(Records excerpted from a collection)
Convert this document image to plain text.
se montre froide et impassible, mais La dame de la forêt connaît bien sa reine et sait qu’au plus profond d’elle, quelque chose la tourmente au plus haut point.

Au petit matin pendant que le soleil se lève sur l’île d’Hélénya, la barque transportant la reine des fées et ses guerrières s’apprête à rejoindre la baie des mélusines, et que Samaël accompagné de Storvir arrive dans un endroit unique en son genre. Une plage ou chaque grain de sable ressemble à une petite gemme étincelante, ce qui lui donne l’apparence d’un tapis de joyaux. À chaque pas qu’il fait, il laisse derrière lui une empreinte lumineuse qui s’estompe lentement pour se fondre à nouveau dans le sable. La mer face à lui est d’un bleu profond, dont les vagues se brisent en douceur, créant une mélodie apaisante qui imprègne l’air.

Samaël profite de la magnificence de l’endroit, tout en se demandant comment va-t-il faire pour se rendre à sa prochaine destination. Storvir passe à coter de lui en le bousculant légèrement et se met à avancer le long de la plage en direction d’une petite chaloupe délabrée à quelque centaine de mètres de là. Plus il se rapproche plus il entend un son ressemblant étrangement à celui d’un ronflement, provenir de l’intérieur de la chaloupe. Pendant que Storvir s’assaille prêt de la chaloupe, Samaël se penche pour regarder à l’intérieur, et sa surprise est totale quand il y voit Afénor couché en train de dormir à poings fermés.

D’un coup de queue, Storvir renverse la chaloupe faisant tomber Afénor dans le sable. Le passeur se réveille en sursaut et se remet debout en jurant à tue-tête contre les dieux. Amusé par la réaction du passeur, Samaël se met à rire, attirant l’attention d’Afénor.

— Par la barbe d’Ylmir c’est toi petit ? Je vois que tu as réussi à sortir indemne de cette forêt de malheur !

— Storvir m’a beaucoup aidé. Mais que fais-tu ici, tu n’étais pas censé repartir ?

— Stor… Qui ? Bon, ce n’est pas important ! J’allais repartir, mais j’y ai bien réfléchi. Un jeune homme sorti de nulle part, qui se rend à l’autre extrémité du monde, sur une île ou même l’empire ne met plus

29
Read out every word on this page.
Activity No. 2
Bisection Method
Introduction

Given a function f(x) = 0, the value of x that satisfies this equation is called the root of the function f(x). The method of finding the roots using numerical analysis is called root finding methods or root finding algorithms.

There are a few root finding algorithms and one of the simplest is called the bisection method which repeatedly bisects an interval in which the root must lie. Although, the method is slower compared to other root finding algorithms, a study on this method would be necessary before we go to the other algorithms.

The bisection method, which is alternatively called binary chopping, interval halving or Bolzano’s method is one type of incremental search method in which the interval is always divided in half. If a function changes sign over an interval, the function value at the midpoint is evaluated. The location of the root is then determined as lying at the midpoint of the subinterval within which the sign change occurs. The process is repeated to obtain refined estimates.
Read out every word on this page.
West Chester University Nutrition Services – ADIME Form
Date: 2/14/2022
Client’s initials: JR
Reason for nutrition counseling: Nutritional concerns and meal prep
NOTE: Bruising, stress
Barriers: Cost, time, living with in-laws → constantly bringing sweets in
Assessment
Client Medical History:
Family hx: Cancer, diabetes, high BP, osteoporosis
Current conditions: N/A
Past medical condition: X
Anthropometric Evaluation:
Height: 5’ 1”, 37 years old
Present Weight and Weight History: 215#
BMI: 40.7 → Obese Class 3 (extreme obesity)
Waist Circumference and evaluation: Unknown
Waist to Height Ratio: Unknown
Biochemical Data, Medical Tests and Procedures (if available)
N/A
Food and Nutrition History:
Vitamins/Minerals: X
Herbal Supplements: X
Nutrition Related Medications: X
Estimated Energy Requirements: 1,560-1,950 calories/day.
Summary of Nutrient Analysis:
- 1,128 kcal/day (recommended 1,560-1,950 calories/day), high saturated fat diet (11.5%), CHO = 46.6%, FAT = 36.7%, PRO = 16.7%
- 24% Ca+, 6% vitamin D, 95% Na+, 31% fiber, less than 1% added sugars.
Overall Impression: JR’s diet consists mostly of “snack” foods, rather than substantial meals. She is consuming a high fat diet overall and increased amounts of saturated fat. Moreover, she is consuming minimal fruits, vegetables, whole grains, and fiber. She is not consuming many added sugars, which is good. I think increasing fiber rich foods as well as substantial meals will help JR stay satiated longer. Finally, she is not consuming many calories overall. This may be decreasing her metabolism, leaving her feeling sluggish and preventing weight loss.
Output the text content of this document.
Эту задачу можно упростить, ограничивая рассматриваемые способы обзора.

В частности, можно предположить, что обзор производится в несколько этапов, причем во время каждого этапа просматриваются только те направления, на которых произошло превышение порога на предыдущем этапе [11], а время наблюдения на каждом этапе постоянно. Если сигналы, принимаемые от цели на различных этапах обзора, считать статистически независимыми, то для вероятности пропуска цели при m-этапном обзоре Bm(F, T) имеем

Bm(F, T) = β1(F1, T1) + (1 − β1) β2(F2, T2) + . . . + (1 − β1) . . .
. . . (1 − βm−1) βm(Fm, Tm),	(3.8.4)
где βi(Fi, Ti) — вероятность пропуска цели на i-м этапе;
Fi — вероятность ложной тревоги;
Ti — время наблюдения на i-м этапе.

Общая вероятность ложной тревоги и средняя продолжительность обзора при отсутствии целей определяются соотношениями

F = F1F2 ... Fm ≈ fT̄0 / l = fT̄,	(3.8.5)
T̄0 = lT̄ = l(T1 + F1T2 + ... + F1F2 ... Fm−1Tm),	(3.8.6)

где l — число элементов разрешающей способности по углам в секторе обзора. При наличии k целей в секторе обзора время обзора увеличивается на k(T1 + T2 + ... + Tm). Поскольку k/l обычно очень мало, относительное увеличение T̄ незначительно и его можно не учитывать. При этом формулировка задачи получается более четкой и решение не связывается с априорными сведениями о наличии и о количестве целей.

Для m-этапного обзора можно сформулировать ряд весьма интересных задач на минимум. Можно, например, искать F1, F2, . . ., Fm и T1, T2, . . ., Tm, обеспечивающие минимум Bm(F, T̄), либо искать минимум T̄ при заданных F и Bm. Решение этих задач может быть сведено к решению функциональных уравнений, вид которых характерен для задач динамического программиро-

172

→ **Task to carry out**:
Return the listing above in its exact form.

→ **Exercise answer**:
Convert this document image to plain text.
se montre froide et impassible, mais La dame de la forêt connaît bien sa reine et sait qu’au plus profond d’elle, quelque chose la tourmente au plus haut point.

Au petit matin pendant que le soleil se lève sur l’île d’Hélénya, la barque transportant la reine des fées et ses guerrières s’apprête à rejoindre la baie des mélusines, et que Samaël accompagné de Storvir arrive dans un endroit unique en son genre. Une plage ou chaque grain de sable ressemble à une petite gemme étincelante, ce qui lui donne l’apparence d’un tapis de joyaux. À chaque pas qu’il fait, il laisse derrière lui une empreinte lumineuse qui s’estompe lentement pour se fondre à nouveau dans le sable. La mer face à lui est d’un bleu profond, dont les vagues se brisent en douceur, créant une mélodie apaisante qui imprègne l’air.

Samaël profite de la magnificence de l’endroit, tout en se demandant comment va-t-il faire pour se rendre à sa prochaine destination. Storvir passe à coter de lui en le bousculant légèrement et se met à avancer le long de la plage en direction d’une petite chaloupe délabrée à quelque centaine de mètres de là. Plus il se rapproche plus il entend un son ressemblant étrangement à celui d’un ronflement, provenir de l’intérieur de la chaloupe. Pendant que Storvir s’assaille prêt de la chaloupe, Samaël se penche pour regarder à l’intérieur, et sa surprise est totale quand il y voit Afénor couché en train de dormir à poings fermés.

D’un coup de queue, Storvir renverse la chaloupe faisant tomber Afénor dans le sable. Le passeur se réveille en sursaut et se remet debout en jurant à tue-tête contre les dieux. Amusé par la réaction du passeur, Samaël se met à rire, attirant l’attention d’Afénor.

— Par la barbe d’Ylmir c’est toi petit ? Je vois que tu as réussi à sortir indemne de cette forêt de malheur !

— Storvir m’a beaucoup aidé. Mais que fais-tu ici, tu n’étais pas censé repartir ?

— Stor… Qui ? Bon, ce n’est pas important ! J’allais repartir, mais j’y ai bien réfléchi. Un jeune homme sorti de nulle part, qui se rend à l’autre extrémité du monde, sur une île ou même l’empire ne met plus

29
Read out every word on this page.
Activity No. 2
Bisection Method
Introduction

Given a function f(x) = 0, the value of x that satisfies this equation is called the root of the function f(x). The method of finding the roots using numerical analysis is called root finding methods or root finding algorithms.

There are a few root finding algorithms and one of the simplest is called the bisection method which repeatedly bisects an interval in which the root must lie. Although, the method is slower compared to other root finding algorithms, a study on this method would be necessary before we go to the other algorithms.

The bisection method, which is alternatively called binary chopping, interval halving or Bolzano’s method is one type of incremental search method in which the interval is always divided in half. If a function changes sign over an interval, the function value at the midpoint is evaluated. The location of the root is then determined as lying at the midpoint of the subinterval within which the sign change occurs. The process is repeated to obtain refined estimates.
Read out every word on this page.
West Chester University Nutrition Services – ADIME Form
Date: 2/14/2022
Client’s initials: JR
Reason for nutrition counseling: Nutritional concerns and meal prep
NOTE: Bruising, stress
Barriers: Cost, time, living with in-laws → constantly bringing sweets in
Assessment
Client Medical History:
Family hx: Cancer, diabetes, high BP, osteoporosis
Current conditions: N/A
Past medical condition: X
Anthropometric Evaluation:
Height: 5’ 1”, 37 years old
Present Weight and Weight History: 215#
BMI: 40.7 → Obese Class 3 (extreme obesity)
Waist Circumference and evaluation: Unknown
Waist to Height Ratio: Unknown
Biochemical Data, Medical Tests and Procedures (if available)
N/A
Food and Nutrition History:
Vitamins/Minerals: X
Herbal Supplements: X
Nutrition Related Medications: X
Estimated Energy Requirements: 1,560-1,950 calories/day.
Summary of Nutrient Analysis:
- 1,128 kcal/day (recommended 1,560-1,950 calories/day), high saturated fat diet (11.5%), CHO = 46.6%, FAT = 36.7%, PRO = 16.7%
- 24% Ca+, 6% vitamin D, 95% Na+, 31% fiber, less than 1% added sugars.
Overall Impression: JR’s diet consists mostly of “snack” foods, rather than substantial meals. She is consuming a high fat diet overall and increased amounts of saturated fat. Moreover, she is consuming minimal fruits, vegetables, whole grains, and fiber. She is not consuming many added sugars, which is good. I think increasing fiber rich foods as well as substantial meals will help JR stay satiated longer. Finally, she is not consuming many calories overall. This may be decreasing her metabolism, leaving her feeling sluggish and preventing weight loss.
Output the text content of this document.
Эту задачу можно упростить, ограничивая рассматриваемые способы обзора.

В частности, можно предположить, что обзор производится в несколько этапов, причем во время каждого этапа просматриваются только те направления, на которых произошло превышение порога на предыдущем этапе [11], а время наблюдения на каждом этапе постоянно. Если сигналы, принимаемые от цели на различных этапах обзора, считать статистически независимыми, то для вероятности пропуска цели при m-этапном обзоре Bm(F, T) имеем

Bm(F, T) = β1(F1, T1) + (1 − β1) β2(F2, T2) + . . . + (1 − β1) . . .
. . . (1 − βm−1) βm(Fm, Tm),	(3.8.4)
где βi(Fi, Ti) — вероятность пропуска цели на i-м этапе;
Fi — вероятность ложной тревоги;
Ti — время наблюдения на i-м этапе.

Общая вероятность ложной тревоги и средняя продолжительность обзора при отсутствии целей определяются соотношениями

F = F1F2 ... Fm ≈ fT̄0 / l = fT̄,	(3.8.5)
T̄0 = lT̄ = l(T1 + F1T2 + ... + F1F2 ... Fm−1Tm),	(3.8.6)

где l — число элементов разрешающей способности по углам в секторе обзора. При наличии k целей в секторе обзора время обзора увеличивается на k(T1 + T2 + ... + Tm). Поскольку k/l обычно очень мало, относительное увеличение T̄ незначительно и его можно не учитывать. При этом формулировка задачи получается более четкой и решение не связывается с априорными сведениями о наличии и о количестве целей.

Для m-этапного обзора можно сформулировать ряд весьма интересных задач на минимум. Можно, например, искать F1, F2, . . ., Fm и T1, T2, . . ., Tm, обеспечивающие минимум Bm(F, T̄), либо искать минимум T̄ при заданных F и Bm. Решение этих задач может быть сведено к решению функциональных уравнений, вид которых характерен для задач динамического программиро-

172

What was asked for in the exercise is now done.